Directive: Using the data below, repeat all of it precisely.
— BEGIN Provided entries —
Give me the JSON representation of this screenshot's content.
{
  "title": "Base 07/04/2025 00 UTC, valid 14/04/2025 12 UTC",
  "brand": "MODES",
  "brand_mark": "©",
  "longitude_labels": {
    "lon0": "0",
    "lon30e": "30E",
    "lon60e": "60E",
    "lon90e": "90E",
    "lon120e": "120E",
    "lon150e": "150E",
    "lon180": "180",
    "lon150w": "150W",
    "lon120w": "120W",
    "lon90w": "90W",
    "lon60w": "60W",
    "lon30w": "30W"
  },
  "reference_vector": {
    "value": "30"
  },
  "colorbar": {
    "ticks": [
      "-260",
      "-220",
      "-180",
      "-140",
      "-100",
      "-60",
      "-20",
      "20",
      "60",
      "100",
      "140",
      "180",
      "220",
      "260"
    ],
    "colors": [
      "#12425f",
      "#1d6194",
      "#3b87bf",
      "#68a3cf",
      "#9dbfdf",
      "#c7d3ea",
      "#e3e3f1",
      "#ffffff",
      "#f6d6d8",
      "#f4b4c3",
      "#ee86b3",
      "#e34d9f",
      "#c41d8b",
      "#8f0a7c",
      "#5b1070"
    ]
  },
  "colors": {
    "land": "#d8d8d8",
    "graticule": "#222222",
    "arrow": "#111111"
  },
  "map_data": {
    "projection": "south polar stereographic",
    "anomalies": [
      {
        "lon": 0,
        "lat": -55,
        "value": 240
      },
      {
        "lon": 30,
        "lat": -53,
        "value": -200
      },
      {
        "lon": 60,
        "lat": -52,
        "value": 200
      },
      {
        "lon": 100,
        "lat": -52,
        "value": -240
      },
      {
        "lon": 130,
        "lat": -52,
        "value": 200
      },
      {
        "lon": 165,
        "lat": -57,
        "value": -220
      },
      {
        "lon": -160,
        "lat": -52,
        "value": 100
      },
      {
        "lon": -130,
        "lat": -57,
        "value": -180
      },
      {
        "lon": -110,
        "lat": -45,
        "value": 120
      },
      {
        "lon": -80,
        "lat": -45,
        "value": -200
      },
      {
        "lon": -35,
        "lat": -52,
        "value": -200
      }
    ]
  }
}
— END Provided entries —
Expected answer:
Give me the JSON representation of this screenshot's content.
{
  "title": "Base 07/04/2025 00 UTC, valid 14/04/2025 12 UTC",
  "brand": "MODES",
  "brand_mark": "©",
  "longitude_labels": {
    "lon0": "0",
    "lon30e": "30E",
    "lon60e": "60E",
    "lon90e": "90E",
    "lon120e": "120E",
    "lon150e": "150E",
    "lon180": "180",
    "lon150w": "150W",
    "lon120w": "120W",
    "lon90w": "90W",
    "lon60w": "60W",
    "lon30w": "30W"
  },
  "reference_vector": {
    "value": "30"
  },
  "colorbar": {
    "ticks": [
      "-260",
      "-220",
      "-180",
      "-140",
      "-100",
      "-60",
      "-20",
      "20",
      "60",
      "100",
      "140",
      "180",
      "220",
      "260"
    ],
    "colors": [
      "#12425f",
      "#1d6194",
      "#3b87bf",
      "#68a3cf",
      "#9dbfdf",
      "#c7d3ea",
      "#e3e3f1",
      "#ffffff",
      "#f6d6d8",
      "#f4b4c3",
      "#ee86b3",
      "#e34d9f",
      "#c41d8b",
      "#8f0a7c",
      "#5b1070"
    ]
  },
  "colors": {
    "land": "#d8d8d8",
    "graticule": "#222222",
    "arrow": "#111111"
  },
  "map_data": {
    "projection": "south polar stereographic",
    "anomalies": [
      {
        "lon": 0,
        "lat": -55,
        "value": 240
      },
      {
        "lon": 30,
        "lat": -53,
        "value": -200
      },
      {
        "lon": 60,
        "lat": -52,
        "value": 200
      },
      {
        "lon": 100,
        "lat": -52,
        "value": -240
      },
      {
        "lon": 130,
        "lat": -52,
        "value": 200
      },
      {
        "lon": 165,
        "lat": -57,
        "value": -220
      },
      {
        "lon": -160,
        "lat": -52,
        "value": 100
      },
      {
        "lon": -130,
        "lat": -57,
        "value": -180
      },
      {
        "lon": -110,
        "lat": -45,
        "value": 120
      },
      {
        "lon": -80,
        "lat": -45,
        "value": -200
      },
      {
        "lon": -35,
        "lat": -52,
        "value": -200
      }
    ]
  }
}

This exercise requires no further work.